Excerpted passage:
CRD COMMENTARY - Selection of comparators The selection of the comparator was not explicitly justified. However, it was the current practice in the Swiss setting and was, therefore, appropriate.
Validity of estimate of measure of benefit The estimation of the benefits was appropriately modelled, on the basis of the effects of interventions reported mainly in uncontrolled observational studies and one randomised controlled trial. MEDLINE was searched for relevant studies, but more details of the search criteria would have been helpful in terms of objectively appraising the validity of the studies used in the analysis. The event probabilities were derived from studies originating in other countries, therefore, there is the potential for variations in relation to the Swiss population. The authors acknowledge the limitations of the effectiveness data used, and the weighted averages approach to derive point estimates for the model (as opposed to meta-analyses). The Markov model used to generate the average life expectancy benefits, and to synthesise the costs and the benefits over the lifetime of the studied population, taking into account health state transitions, was appropriate. Details of the model were published elsewhere (see Other Publications of Related Interest).
Validity of estimate of costs The costs were estimated from the perspective of a health insurance payer. All major relevant costs were included in the model and a single price year was given. The resource usage and costs for each intervention were appropriately provided, based on average values.

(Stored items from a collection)
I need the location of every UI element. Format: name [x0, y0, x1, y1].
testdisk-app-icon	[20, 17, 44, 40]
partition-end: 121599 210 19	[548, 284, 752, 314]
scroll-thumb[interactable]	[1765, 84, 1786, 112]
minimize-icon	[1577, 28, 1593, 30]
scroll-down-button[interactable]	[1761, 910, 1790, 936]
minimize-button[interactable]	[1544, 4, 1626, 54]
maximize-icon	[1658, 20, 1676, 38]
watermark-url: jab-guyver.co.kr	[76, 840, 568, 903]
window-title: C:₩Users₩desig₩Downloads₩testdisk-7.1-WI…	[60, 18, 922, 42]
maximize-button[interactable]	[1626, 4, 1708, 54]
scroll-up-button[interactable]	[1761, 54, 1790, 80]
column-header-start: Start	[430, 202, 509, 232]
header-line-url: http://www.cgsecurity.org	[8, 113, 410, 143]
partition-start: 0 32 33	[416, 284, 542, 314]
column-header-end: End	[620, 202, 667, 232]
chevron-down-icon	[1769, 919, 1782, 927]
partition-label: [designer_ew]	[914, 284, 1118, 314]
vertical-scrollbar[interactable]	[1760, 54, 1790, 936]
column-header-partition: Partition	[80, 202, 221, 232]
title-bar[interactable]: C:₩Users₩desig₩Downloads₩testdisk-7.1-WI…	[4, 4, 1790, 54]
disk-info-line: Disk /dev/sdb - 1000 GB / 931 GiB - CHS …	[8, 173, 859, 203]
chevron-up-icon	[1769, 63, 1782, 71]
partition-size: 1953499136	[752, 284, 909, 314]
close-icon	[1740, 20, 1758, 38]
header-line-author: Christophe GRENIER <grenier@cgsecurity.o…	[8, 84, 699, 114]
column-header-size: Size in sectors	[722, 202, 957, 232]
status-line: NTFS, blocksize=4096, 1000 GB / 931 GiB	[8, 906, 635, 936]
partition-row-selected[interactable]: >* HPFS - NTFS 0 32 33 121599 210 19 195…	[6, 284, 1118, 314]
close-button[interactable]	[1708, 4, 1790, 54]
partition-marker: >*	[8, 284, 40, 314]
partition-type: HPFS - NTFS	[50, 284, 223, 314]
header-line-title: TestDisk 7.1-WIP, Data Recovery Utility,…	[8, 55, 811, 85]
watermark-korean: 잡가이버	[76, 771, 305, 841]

Activity 1:
How would you translate this sentence from the CRD commentary into Spanish: "The costs were estimated from the perspective of a health insurance payer."
Activity 2:
Could you resume the CRD commentary, picking up right after its last sentence?

Exercise output 1:
Los costos se estimaron desde la perspectiva de un pagador de seguros de salud.

Exercise output 2:
Other issues The authors compared their results with similar studies obtained for the management of Type 1 diabetes. The issue of generalisability to settings other than Switzerland was not explicitly addressed. The model only considered some aspects of diabetes and a selection of specific treatments. The authors acknowledged that other complications, such as diabetic neuropathy, diabetic foot syndrome, and diabetes-related infections were not considered in the model. In addition, the economic analysis did not examine the costs from a societal perspective, which would have been appropriate for the patient domain studied. However, the authors argued that since the interventions examined the results in terms of the reduction of complications with high morbidity, such as end-stage renal failure, they will also lead to a reduction in the indirect costs.
Implications of the study The authors consider that their study adds to the growing evidence that optimised diabetes care offers improved health outcomes and may be financed by the complication costs avoided.
Bibliographic details Gozzoli V, Palmer A J, Brandt A, Spinas G A. Economic and clinical impact of alternative disease management strategies for secondary prevention in type 2 diabetes in the Swiss setting. Swiss Medical Weekly 2001; 131(21-22): 303-310 Other publications of related interest Palmer AJ, Weiss C, Sendi P P, Neeser K, Brandt A, Singh, et al. The cost-effectiveness of different management strategies for type 1 diabetes: a Swiss perspective. Diabetologia 2000;43:13-26.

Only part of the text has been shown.